CONSIGNE:
Traduisez en anglais cette phrase du document source : « Samedi, il a été nettement plus convaincant que lors de ses deux victoires du début du mois contre Bienne. »

DOCUMENT SOURCE:
########################################
Cette action choc a eu le don de faire passer la prestation des Aigles au second plan. Au retour dans le vestiaire, peu de cris de joie, forcément. Les regards sont interrogateurs. «Comment va Jim?» Telle était la question essentielle. Une fois acquise la certitude que le pire avait sans doute été évité – il est resté conscient et a pu immédiatement bouger bras et jambes – les mines se sont réjouies.
Ge/Servette est toujours invaincu en 2016. Samedi, il a été nettement plus convaincant que lors de ses deux victoires du début du mois contre Bienne. Pendant une grosse moitié de match, il a clairement patiné un ton au-dessus d’un adversaire, il est vrai, miné par les absences. L’Aigle avance la tête haute, il regarde avec gourmandise cette deuxième place occupée par Davos, son prochain adversaire (vendredi).
Samedi soir, au-delà de la victoire arrachée pendant la prolongation, c’est surtout la prestation d’ensemble qui doit être saluée. Malgré le sursaut d’un CP Berne qui se (dé)bat avec l’énergie du désespoir, la victoire genevoise porte le sceau de l’équilibre d’un groupe qui ne cesse de s’étoffer. Avec les retours de Fransson (blessure), Riat et Rod, les entraîneurs ont désormais à leur disposition un effectif élargi au sein duquel la concurrence est visiblement bénéfique.
########################################
MATÉRIEL PRÉSENTÉ:
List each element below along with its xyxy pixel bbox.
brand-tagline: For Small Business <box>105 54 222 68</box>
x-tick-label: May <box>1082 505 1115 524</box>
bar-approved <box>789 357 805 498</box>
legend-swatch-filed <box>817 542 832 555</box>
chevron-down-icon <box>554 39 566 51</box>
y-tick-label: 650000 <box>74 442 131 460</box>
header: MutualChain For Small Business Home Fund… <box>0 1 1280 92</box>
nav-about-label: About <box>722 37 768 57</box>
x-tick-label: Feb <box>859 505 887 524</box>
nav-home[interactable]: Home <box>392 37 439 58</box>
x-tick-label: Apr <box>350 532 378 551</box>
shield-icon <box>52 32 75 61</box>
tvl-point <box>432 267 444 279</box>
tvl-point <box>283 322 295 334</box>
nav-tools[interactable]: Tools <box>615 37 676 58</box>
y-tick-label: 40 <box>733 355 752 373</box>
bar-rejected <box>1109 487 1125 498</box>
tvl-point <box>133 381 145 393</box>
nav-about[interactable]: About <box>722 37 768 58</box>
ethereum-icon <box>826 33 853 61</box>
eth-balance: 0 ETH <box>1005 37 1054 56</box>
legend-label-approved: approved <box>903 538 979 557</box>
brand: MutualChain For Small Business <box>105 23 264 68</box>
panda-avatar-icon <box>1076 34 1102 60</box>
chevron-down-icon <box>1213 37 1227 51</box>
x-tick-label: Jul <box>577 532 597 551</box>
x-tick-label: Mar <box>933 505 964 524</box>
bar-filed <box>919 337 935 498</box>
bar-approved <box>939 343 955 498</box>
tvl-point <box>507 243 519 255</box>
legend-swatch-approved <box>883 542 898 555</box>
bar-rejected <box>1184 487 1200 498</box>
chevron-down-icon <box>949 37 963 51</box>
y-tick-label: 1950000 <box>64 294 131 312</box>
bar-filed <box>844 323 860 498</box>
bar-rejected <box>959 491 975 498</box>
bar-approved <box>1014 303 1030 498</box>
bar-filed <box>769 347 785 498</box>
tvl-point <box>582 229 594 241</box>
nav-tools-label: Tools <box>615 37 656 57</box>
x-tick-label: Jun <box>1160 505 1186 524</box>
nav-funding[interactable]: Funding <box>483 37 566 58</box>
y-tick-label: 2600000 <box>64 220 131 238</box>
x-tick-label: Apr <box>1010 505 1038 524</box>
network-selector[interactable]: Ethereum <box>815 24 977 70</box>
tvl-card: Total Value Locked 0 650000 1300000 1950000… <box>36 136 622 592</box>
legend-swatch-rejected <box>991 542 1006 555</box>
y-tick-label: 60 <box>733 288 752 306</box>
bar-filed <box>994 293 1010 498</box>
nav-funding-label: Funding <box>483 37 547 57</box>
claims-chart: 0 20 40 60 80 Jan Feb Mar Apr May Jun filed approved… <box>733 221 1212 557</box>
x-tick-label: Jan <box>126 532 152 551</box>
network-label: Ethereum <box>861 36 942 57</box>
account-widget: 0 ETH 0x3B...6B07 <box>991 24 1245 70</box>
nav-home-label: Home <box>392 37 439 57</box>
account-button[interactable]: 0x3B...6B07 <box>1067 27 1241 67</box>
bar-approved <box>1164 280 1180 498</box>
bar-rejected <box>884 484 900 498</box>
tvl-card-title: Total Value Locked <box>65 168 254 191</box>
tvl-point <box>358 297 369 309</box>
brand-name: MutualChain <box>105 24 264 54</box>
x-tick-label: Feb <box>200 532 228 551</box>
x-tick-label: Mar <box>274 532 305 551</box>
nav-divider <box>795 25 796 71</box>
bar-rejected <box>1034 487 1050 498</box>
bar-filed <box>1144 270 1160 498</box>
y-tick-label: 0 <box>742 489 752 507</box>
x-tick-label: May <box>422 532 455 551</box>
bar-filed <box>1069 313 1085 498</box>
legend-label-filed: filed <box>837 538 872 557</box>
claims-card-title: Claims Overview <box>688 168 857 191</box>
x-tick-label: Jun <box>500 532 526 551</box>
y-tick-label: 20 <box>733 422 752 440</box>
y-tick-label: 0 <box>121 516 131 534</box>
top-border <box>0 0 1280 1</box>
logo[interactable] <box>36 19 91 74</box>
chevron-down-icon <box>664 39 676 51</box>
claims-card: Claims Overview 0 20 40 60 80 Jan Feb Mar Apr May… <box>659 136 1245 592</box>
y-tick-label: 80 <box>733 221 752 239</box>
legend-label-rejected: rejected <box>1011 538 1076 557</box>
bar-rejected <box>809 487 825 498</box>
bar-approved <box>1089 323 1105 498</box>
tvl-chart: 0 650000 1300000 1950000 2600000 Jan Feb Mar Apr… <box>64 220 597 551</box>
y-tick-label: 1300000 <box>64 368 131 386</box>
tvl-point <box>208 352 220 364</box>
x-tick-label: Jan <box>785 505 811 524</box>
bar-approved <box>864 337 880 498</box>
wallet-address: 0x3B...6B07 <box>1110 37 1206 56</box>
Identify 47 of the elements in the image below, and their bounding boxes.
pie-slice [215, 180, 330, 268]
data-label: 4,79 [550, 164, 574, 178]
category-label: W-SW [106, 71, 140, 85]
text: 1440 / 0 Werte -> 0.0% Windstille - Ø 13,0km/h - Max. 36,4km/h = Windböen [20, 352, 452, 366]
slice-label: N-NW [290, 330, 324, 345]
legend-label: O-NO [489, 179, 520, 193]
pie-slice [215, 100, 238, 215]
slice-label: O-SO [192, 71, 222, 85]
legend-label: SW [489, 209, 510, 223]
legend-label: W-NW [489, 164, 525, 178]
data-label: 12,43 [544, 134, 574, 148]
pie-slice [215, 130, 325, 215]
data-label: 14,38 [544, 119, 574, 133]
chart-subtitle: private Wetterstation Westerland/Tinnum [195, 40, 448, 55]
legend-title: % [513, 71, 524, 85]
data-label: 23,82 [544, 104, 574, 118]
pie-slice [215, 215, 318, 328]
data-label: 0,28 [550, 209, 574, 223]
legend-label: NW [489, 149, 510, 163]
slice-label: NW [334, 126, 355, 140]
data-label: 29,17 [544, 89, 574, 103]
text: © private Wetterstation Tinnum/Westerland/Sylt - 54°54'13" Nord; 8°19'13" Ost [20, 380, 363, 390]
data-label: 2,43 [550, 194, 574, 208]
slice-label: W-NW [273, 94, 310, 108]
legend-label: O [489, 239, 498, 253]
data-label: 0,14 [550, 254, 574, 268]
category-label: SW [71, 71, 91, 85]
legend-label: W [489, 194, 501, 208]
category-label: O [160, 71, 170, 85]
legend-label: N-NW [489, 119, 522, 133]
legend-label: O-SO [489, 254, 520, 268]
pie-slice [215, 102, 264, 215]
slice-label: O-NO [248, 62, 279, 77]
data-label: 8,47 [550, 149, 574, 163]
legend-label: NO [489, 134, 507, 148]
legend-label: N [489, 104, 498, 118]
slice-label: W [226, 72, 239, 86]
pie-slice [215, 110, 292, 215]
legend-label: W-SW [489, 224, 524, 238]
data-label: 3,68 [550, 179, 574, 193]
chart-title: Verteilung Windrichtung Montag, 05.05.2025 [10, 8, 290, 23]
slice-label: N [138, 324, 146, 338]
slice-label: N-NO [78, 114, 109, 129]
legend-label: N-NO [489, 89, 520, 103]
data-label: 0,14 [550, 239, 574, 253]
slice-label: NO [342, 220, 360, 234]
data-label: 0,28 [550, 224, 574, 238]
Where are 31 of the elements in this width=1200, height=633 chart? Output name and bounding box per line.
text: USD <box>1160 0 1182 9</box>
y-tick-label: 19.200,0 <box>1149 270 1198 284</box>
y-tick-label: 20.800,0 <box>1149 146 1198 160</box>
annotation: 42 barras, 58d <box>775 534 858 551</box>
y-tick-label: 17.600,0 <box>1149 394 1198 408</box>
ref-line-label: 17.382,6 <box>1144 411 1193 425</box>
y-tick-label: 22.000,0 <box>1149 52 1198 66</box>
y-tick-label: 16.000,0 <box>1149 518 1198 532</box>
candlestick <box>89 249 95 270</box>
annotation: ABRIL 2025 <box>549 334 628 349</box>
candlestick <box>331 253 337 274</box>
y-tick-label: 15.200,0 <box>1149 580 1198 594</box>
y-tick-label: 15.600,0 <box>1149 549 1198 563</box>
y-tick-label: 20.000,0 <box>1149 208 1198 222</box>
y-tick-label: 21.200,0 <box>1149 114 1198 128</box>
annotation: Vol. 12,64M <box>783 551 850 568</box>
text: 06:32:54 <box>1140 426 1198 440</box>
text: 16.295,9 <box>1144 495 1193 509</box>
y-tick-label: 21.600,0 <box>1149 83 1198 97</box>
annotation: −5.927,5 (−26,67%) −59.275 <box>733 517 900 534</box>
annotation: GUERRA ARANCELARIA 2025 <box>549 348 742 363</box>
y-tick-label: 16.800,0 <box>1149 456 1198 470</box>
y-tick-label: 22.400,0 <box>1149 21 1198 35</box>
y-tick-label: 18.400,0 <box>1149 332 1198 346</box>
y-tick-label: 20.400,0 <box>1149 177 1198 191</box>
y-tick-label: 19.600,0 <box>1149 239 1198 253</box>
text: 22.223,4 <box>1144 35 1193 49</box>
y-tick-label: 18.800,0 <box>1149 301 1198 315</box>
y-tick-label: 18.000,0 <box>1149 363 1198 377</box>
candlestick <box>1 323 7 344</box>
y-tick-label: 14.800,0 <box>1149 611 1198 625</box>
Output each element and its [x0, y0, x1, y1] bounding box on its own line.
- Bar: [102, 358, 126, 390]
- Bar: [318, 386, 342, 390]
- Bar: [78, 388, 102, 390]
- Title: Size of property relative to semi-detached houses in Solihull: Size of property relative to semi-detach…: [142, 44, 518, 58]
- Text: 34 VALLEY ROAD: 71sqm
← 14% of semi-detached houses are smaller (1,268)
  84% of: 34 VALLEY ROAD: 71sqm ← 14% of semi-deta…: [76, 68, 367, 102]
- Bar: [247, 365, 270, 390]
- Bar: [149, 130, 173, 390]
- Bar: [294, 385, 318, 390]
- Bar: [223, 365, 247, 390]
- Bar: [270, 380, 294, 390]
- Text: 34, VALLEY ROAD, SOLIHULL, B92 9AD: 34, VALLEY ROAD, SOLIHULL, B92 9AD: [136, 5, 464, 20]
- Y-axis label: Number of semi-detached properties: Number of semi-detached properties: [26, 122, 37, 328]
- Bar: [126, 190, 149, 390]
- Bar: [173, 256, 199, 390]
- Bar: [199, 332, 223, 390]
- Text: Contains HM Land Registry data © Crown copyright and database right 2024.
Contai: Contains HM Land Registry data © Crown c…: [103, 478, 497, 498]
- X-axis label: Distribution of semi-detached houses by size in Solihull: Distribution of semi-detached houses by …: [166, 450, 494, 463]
########################################
CORRIGÉ:
On Saturday, it was clearly more convincing than in its two victories against Bienne earlier in the month.